Records supplied =>
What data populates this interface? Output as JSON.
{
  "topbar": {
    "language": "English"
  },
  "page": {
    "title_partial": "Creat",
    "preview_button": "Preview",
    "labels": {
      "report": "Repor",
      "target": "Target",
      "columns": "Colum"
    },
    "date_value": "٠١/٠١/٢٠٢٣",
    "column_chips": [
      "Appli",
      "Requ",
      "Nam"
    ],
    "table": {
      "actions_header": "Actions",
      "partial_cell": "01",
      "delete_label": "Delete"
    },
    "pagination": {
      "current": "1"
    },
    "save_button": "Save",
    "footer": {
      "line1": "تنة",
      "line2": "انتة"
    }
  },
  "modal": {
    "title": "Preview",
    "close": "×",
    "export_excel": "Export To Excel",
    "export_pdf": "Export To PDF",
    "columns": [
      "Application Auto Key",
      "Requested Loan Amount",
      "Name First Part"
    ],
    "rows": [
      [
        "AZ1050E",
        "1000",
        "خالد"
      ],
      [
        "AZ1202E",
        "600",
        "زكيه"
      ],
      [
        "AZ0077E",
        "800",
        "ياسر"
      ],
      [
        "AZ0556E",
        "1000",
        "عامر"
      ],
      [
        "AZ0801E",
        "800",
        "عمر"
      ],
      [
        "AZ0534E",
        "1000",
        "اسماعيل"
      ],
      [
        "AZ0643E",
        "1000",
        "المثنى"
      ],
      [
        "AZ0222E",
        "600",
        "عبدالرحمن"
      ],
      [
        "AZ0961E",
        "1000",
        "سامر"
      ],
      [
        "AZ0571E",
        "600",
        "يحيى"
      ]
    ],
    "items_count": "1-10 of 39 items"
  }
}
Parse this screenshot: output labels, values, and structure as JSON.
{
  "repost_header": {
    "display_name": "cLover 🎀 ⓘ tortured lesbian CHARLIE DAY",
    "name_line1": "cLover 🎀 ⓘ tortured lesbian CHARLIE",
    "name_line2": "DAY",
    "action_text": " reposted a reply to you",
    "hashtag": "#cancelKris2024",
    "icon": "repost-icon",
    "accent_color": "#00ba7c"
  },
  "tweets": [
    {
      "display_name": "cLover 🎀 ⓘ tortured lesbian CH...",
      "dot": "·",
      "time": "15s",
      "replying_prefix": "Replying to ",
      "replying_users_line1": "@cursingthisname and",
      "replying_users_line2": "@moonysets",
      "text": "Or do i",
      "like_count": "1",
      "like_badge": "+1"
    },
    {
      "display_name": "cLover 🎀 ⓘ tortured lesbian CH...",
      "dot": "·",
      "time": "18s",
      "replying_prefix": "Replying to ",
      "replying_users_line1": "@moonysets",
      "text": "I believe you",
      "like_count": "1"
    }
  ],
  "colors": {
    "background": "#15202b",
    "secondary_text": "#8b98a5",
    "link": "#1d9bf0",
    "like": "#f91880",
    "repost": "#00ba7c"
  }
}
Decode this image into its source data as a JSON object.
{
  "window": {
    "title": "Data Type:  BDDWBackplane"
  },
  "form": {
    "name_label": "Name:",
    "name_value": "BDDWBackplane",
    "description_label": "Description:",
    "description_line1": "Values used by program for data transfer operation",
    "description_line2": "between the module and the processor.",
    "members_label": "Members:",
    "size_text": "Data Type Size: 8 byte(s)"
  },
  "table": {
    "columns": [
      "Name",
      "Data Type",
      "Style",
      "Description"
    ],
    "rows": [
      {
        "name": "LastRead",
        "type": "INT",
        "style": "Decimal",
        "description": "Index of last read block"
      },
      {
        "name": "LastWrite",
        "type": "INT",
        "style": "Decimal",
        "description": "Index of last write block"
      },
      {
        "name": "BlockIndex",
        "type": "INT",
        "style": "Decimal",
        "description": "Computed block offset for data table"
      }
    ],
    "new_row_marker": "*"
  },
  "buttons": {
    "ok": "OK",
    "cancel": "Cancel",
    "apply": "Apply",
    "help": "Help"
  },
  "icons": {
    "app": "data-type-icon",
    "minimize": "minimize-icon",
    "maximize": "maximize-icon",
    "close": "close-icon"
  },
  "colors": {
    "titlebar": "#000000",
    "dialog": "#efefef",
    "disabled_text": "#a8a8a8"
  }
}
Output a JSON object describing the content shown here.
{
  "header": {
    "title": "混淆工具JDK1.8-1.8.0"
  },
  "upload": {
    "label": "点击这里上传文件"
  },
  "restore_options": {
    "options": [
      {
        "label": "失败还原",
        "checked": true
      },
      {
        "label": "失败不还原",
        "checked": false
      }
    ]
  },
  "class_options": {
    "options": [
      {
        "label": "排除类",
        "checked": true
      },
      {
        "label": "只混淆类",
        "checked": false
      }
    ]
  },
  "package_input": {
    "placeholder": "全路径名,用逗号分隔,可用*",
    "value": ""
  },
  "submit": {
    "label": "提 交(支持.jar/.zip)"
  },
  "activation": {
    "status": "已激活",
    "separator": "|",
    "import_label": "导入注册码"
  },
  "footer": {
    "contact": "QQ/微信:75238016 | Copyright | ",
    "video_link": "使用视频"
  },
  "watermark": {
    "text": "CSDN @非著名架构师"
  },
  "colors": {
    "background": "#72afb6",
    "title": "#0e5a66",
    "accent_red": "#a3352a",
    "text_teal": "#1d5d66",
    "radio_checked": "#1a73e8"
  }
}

Work to complete =>
Select, from the listing, all lines that include the word "lesbian".

The result =>
    "display_name": "cLover 🎀 ⓘ tortured lesbian CHARLIE DAY",
    "name_line1": "cLover 🎀 ⓘ tortured lesbian CHARLIE",
      "display_name": "cLover 🎀 ⓘ tortured lesbian CH...",
      "display_name": "cLover 🎀 ⓘ tortured lesbian CH...",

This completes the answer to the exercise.